Dataset items
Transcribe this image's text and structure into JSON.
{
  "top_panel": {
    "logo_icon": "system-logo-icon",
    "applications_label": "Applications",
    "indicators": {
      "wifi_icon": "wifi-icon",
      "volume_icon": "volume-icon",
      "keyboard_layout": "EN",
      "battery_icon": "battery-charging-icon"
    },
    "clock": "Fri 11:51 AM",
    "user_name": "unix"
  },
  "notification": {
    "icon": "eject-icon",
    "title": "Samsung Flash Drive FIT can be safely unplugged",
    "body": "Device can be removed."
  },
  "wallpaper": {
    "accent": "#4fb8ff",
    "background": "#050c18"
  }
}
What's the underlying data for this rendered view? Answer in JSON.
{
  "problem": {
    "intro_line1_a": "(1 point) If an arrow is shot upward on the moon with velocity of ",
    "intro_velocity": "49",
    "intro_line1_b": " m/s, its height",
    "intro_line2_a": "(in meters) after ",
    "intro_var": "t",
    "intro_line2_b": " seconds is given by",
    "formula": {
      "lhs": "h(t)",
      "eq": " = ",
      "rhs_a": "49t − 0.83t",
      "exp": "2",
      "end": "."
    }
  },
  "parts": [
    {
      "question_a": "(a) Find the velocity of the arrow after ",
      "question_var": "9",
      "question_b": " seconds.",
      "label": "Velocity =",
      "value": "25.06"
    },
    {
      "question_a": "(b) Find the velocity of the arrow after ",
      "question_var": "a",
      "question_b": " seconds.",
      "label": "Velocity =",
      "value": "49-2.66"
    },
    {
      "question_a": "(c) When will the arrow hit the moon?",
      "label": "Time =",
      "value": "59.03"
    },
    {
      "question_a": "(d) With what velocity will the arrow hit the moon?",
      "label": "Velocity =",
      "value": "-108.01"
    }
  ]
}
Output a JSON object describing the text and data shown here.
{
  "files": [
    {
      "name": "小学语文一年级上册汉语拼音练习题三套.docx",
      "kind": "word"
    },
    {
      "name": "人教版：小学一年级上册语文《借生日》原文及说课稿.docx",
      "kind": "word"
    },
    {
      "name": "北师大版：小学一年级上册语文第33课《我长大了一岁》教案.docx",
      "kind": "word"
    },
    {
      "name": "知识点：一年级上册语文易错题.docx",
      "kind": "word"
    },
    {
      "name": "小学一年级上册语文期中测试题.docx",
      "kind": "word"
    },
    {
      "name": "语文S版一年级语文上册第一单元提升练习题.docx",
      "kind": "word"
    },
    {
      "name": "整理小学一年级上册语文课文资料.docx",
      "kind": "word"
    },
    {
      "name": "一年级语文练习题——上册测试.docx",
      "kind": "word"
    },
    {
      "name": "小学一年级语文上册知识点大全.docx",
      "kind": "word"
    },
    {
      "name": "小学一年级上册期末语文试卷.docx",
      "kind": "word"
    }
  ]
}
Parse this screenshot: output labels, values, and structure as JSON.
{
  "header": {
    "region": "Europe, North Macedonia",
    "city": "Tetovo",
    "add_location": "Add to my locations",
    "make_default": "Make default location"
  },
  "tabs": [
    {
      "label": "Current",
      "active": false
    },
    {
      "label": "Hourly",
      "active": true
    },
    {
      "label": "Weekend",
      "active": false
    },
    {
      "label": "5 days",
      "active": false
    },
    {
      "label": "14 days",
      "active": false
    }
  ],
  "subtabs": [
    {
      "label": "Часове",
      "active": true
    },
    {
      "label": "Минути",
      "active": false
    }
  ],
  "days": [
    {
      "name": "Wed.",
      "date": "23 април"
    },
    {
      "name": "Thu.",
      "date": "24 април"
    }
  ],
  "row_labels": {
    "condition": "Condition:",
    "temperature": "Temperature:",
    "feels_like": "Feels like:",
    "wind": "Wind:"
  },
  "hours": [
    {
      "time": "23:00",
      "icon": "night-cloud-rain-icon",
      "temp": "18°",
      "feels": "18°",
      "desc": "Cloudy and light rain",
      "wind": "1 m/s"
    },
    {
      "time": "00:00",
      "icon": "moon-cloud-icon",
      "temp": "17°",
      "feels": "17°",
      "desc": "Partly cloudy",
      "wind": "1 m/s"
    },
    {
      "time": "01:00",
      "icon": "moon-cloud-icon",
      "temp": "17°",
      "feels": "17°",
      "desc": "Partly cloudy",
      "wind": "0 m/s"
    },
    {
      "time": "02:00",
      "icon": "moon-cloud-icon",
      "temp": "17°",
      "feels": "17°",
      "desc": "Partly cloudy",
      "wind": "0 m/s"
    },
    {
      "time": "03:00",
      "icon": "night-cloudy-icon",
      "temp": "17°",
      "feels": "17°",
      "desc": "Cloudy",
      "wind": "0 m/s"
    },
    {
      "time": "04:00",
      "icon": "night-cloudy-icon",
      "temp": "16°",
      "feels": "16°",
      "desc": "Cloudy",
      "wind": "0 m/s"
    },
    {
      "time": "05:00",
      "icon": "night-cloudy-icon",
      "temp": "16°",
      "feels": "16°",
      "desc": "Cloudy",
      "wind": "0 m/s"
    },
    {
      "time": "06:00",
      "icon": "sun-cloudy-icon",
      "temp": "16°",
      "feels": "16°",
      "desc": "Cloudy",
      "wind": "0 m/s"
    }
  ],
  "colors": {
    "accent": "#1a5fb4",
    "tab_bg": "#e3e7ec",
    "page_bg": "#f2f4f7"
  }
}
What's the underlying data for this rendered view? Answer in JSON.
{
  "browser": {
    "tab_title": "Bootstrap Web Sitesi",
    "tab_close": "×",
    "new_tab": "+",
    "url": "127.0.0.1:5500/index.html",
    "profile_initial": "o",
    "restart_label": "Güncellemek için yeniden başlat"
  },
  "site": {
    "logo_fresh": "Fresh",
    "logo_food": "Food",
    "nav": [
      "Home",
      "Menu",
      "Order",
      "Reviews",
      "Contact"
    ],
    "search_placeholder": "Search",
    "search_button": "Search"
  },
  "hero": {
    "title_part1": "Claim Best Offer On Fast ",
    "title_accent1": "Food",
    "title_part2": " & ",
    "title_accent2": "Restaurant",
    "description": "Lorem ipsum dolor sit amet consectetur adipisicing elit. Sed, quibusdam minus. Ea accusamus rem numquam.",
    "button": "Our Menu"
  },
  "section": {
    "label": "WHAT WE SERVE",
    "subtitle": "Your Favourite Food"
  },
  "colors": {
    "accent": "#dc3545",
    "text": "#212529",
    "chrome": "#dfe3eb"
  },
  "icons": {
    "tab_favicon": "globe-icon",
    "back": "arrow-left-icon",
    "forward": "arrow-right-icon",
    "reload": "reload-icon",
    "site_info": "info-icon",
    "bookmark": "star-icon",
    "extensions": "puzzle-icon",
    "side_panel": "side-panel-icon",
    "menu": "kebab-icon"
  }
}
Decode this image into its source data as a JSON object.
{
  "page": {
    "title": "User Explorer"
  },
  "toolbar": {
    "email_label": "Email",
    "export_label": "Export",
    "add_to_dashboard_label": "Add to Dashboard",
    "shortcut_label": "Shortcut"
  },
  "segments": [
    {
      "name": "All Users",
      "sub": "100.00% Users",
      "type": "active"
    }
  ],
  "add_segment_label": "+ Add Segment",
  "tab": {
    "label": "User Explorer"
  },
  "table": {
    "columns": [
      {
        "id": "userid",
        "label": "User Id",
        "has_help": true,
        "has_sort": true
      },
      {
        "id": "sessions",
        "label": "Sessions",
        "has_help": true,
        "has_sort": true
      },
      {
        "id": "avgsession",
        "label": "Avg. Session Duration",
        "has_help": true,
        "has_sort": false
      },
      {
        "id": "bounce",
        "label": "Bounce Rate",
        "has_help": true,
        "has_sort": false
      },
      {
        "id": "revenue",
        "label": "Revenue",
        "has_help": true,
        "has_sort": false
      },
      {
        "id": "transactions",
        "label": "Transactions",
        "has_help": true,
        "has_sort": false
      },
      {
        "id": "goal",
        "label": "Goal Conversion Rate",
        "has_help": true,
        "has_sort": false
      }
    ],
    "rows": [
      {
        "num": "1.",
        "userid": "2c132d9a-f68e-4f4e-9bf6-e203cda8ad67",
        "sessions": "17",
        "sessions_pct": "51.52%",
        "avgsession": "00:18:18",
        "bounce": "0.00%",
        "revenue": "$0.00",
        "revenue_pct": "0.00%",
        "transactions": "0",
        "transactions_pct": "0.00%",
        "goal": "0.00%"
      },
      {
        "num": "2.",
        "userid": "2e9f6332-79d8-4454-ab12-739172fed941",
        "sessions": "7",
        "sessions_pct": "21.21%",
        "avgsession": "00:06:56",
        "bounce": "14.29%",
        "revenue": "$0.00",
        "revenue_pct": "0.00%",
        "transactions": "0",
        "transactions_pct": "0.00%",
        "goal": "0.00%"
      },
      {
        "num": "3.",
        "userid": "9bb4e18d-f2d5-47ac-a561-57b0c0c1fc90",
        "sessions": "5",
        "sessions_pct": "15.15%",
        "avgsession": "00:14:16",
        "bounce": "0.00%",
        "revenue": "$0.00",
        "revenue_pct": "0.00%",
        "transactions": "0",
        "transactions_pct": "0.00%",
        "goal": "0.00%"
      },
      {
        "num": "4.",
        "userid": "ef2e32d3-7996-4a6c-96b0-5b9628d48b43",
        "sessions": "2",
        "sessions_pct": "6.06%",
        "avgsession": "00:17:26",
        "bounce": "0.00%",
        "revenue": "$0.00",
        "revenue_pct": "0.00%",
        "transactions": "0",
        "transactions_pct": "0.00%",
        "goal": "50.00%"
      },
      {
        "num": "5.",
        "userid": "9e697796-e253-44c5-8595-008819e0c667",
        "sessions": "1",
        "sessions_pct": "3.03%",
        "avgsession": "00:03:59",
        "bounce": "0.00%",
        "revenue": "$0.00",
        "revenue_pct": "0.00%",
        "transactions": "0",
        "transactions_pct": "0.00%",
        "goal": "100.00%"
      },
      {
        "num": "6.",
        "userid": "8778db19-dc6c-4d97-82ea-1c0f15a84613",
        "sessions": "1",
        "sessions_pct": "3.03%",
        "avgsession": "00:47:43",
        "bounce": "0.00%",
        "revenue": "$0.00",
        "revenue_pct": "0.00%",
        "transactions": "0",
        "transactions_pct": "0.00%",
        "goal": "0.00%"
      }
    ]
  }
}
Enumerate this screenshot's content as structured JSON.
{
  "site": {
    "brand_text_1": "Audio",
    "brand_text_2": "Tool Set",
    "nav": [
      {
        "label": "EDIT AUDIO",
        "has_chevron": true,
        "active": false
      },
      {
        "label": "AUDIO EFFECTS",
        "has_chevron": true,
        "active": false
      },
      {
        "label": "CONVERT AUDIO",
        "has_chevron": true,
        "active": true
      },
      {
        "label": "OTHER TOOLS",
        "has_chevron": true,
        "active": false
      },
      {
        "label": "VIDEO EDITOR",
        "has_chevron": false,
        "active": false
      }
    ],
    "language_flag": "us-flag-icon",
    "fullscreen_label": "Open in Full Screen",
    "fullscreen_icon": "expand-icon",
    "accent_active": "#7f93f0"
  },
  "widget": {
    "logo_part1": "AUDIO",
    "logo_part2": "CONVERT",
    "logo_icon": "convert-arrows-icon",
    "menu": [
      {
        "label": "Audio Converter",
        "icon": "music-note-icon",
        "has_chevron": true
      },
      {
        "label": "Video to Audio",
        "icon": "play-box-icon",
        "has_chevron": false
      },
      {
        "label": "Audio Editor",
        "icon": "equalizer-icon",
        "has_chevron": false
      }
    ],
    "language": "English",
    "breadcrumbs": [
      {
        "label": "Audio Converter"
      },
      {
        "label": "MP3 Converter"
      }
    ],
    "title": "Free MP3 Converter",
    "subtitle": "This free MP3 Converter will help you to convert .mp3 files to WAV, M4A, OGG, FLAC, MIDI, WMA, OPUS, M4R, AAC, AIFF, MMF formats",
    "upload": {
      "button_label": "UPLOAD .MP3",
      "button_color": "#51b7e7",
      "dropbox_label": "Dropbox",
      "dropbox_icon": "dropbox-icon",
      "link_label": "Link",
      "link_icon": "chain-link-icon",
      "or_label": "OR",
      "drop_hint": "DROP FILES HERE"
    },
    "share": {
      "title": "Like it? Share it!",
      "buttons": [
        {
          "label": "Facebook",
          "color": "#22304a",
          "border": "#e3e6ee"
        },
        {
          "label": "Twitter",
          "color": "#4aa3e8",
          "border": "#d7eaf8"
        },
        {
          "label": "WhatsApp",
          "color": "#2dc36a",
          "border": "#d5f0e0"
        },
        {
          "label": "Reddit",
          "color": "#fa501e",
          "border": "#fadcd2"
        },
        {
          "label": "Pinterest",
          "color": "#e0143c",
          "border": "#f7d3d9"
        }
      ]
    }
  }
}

## Short problem
Filter the data, keeping only the lines that contain "border".

## Solution for this exercise
          "border": "#e3e6ee"
          "border": "#d7eaf8"
          "border": "#d5f0e0"
          "border": "#fadcd2"
          "border": "#f7d3d9"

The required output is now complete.